■ Materials provided:
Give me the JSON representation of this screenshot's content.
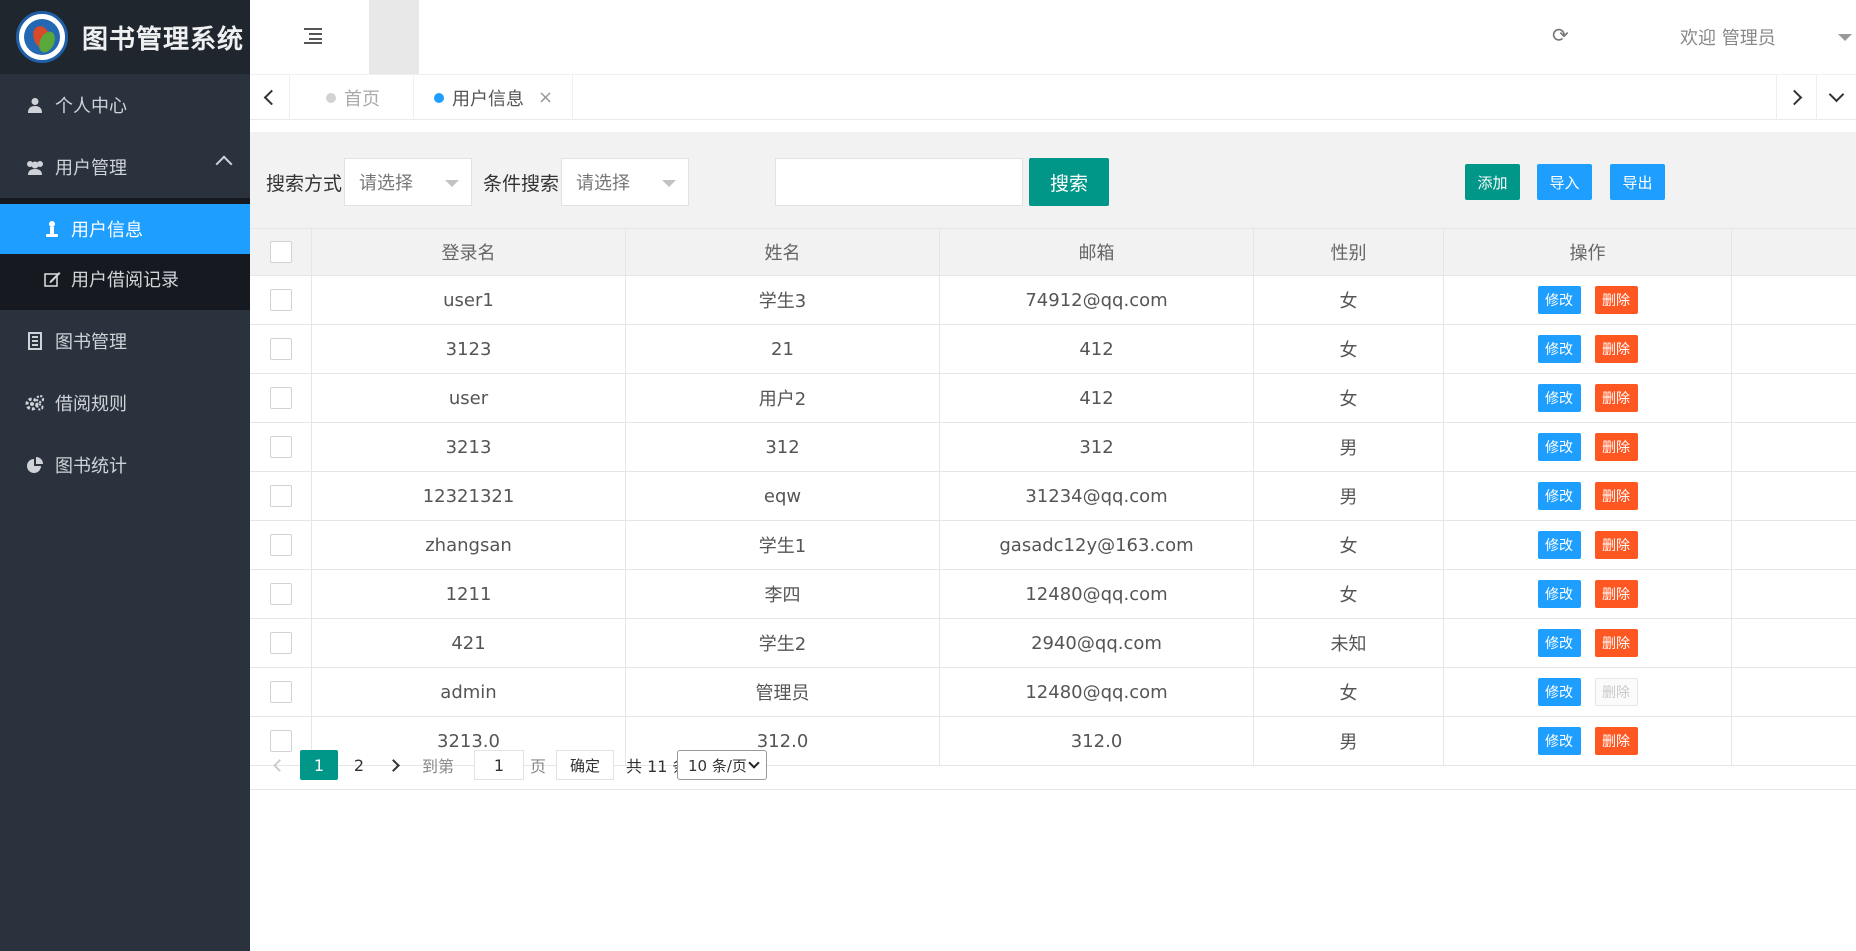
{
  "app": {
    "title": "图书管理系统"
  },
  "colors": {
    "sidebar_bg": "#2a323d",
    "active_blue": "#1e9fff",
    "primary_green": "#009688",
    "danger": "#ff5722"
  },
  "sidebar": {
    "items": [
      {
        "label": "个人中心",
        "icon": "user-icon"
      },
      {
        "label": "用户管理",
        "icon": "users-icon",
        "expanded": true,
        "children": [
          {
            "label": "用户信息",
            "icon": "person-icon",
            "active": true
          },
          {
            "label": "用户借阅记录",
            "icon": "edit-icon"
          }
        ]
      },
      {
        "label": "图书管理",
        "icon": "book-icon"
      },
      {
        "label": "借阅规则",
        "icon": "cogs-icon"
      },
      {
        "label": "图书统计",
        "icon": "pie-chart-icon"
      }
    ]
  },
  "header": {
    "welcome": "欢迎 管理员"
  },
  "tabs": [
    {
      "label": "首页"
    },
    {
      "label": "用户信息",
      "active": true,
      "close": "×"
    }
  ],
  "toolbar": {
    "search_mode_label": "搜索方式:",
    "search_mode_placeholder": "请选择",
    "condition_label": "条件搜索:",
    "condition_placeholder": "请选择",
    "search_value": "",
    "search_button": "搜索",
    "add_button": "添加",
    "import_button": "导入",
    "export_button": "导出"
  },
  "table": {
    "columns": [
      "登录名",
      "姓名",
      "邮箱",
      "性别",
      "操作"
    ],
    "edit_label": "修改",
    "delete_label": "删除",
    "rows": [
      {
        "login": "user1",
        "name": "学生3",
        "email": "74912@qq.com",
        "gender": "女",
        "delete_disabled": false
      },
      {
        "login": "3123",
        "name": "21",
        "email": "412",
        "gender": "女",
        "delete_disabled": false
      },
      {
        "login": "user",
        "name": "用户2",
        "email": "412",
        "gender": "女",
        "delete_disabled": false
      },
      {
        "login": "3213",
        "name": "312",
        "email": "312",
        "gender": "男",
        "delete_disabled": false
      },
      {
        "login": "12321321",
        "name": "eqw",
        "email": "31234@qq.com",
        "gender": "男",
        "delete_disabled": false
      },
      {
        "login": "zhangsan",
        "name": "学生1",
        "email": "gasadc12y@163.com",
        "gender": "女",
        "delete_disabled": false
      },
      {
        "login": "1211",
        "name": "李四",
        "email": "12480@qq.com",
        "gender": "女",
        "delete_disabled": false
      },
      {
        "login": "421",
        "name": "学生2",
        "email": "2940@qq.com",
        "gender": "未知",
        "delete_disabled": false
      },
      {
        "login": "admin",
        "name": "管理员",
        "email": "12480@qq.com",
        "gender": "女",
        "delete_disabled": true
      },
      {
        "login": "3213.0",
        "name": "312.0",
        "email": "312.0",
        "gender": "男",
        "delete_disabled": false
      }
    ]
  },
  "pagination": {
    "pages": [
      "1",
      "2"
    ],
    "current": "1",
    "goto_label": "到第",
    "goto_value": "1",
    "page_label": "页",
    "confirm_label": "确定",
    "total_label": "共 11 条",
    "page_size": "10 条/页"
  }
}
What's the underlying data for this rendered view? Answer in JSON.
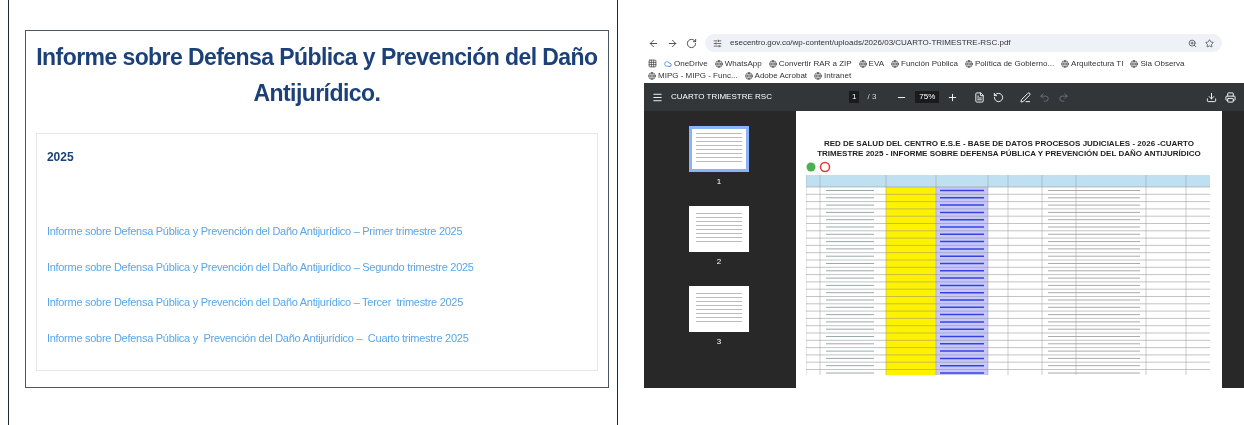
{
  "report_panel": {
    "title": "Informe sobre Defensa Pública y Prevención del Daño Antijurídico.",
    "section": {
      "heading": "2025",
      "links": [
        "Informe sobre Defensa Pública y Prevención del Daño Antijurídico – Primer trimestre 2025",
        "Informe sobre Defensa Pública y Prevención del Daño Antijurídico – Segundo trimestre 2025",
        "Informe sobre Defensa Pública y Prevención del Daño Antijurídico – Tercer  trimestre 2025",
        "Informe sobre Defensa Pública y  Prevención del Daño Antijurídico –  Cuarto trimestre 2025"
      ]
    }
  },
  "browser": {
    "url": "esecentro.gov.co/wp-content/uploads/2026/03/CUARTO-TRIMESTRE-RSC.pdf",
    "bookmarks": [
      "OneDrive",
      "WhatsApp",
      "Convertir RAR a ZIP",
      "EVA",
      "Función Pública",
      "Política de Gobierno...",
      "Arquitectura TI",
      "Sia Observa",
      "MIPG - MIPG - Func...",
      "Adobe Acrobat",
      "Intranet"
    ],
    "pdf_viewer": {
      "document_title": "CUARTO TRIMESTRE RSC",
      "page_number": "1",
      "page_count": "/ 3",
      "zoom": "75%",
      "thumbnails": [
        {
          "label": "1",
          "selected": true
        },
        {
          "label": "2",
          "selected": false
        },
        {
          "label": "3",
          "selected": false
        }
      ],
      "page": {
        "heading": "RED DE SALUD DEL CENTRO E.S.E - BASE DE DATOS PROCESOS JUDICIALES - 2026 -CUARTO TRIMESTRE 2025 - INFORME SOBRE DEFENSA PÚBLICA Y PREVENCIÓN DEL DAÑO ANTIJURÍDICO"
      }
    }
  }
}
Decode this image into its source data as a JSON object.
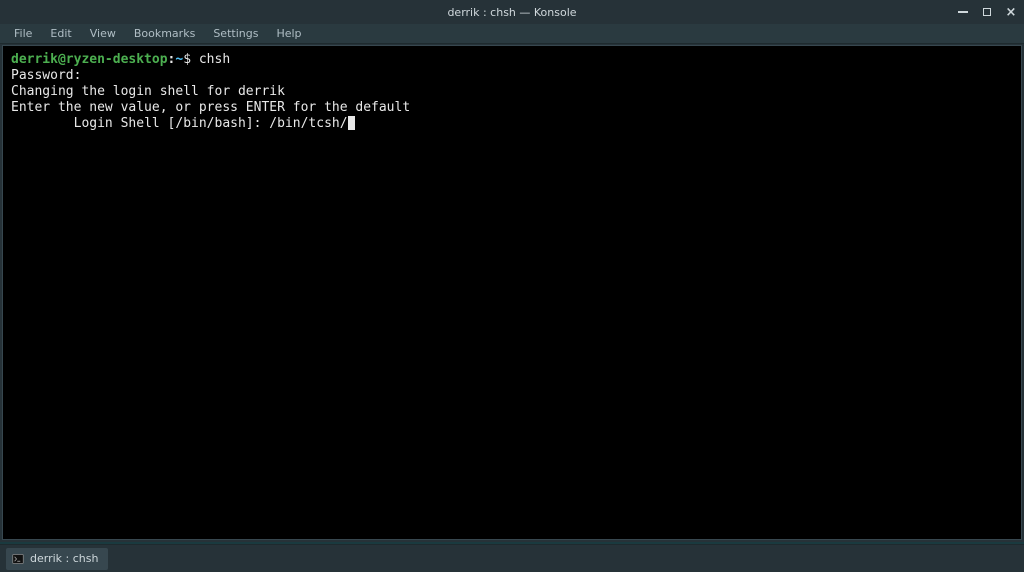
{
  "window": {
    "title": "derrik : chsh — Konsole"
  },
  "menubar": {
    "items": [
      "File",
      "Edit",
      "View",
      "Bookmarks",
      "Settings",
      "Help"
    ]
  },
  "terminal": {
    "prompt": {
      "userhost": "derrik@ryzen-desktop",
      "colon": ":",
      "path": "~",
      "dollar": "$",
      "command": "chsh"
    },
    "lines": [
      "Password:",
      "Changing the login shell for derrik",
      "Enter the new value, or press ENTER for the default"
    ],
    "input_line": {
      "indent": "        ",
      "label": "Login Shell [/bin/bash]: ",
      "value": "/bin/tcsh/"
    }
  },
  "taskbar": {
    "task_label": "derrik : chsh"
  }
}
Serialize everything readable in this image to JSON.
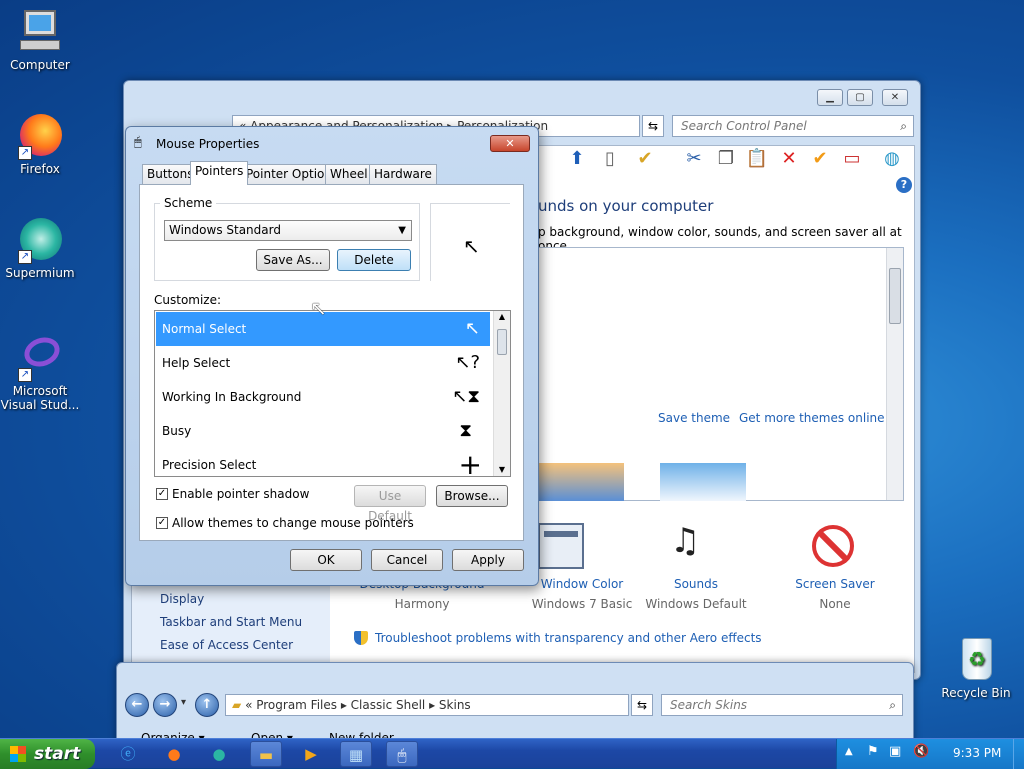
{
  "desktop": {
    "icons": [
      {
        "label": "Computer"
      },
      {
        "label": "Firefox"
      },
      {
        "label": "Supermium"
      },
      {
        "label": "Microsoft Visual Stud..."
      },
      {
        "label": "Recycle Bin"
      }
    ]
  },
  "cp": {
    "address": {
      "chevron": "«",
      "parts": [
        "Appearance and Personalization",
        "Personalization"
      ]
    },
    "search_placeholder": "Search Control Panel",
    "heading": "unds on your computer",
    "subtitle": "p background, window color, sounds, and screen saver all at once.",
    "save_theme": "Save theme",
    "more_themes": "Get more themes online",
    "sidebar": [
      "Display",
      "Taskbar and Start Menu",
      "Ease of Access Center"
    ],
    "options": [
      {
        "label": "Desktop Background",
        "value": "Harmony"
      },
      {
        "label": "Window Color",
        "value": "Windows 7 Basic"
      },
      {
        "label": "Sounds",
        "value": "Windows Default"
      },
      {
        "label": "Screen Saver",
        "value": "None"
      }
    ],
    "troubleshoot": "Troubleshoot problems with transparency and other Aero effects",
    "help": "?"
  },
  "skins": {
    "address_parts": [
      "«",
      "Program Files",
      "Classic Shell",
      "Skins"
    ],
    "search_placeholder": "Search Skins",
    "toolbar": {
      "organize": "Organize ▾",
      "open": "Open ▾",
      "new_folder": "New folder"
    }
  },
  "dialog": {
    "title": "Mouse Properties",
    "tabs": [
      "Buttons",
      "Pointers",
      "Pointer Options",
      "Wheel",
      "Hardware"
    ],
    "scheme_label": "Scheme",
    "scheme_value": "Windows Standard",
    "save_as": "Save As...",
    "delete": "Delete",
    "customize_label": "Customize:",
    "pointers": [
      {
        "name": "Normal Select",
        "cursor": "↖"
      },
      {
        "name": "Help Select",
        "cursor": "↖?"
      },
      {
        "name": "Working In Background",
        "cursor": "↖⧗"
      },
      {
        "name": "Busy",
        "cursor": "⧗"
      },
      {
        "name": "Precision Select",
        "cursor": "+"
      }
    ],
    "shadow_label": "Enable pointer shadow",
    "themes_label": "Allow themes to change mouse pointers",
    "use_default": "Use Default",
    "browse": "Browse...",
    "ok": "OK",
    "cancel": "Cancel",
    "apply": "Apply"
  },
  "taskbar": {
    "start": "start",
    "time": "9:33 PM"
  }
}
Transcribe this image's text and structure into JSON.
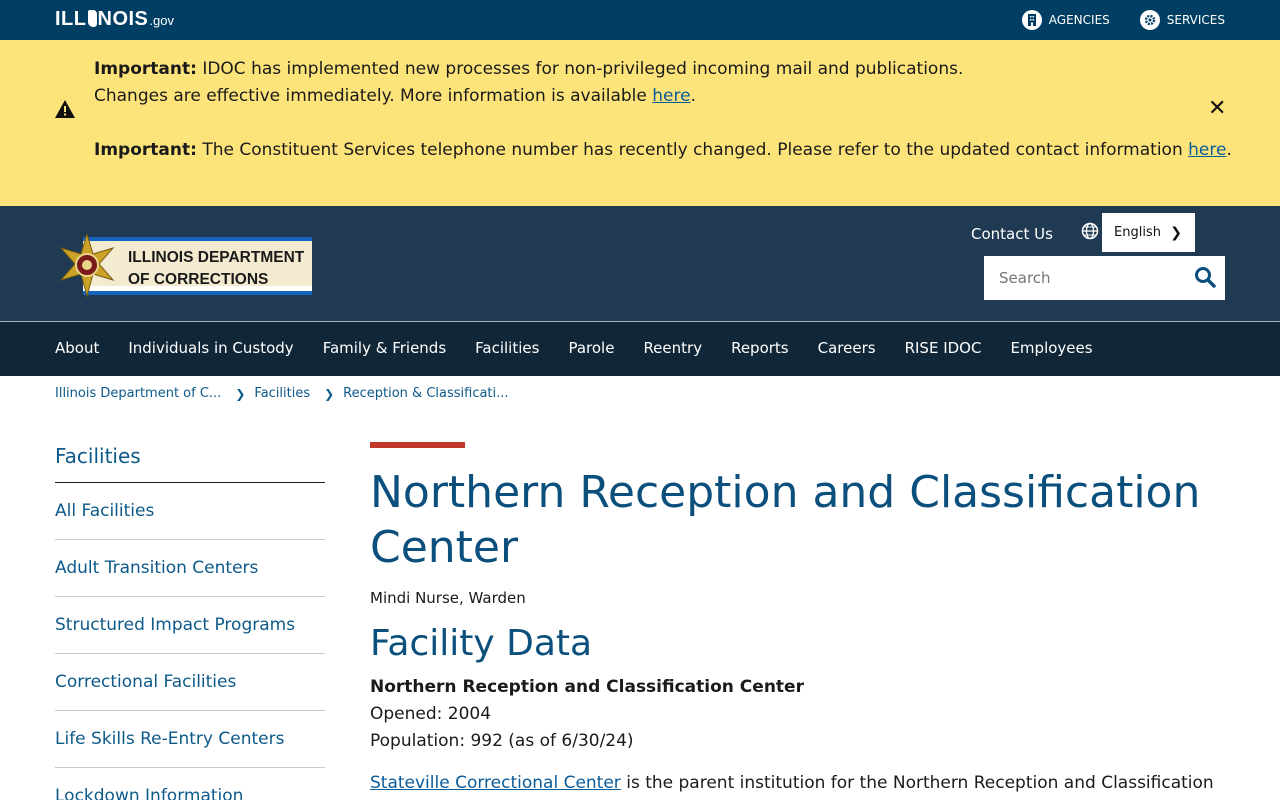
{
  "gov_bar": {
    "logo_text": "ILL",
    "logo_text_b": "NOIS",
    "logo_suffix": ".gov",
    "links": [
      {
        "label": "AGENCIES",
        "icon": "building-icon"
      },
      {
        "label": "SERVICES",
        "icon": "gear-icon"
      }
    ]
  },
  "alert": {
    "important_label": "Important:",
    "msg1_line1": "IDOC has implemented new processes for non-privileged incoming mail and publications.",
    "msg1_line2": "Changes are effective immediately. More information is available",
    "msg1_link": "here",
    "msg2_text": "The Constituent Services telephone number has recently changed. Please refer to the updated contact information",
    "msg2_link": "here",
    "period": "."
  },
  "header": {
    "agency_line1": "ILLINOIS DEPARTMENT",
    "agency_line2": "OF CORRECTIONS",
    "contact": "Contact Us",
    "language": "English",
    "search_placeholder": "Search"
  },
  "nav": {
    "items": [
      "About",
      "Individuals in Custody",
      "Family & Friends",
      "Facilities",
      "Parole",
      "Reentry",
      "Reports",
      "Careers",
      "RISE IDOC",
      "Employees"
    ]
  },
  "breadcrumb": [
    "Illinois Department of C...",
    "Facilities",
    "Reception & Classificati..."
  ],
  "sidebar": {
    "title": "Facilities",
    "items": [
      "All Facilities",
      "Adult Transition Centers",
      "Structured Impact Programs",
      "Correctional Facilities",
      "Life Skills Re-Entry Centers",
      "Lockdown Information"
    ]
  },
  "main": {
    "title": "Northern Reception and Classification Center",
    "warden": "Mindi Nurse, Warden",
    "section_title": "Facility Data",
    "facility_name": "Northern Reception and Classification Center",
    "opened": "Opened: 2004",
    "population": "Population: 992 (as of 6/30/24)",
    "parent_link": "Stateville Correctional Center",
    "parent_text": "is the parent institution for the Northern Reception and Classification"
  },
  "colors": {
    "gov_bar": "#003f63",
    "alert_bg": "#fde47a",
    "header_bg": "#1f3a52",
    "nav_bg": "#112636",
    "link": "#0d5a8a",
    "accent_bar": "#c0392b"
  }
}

■ Given task:
Determine the number of lines in these entries that contain the word "cursor", and write only that number.

■ Finished task:
5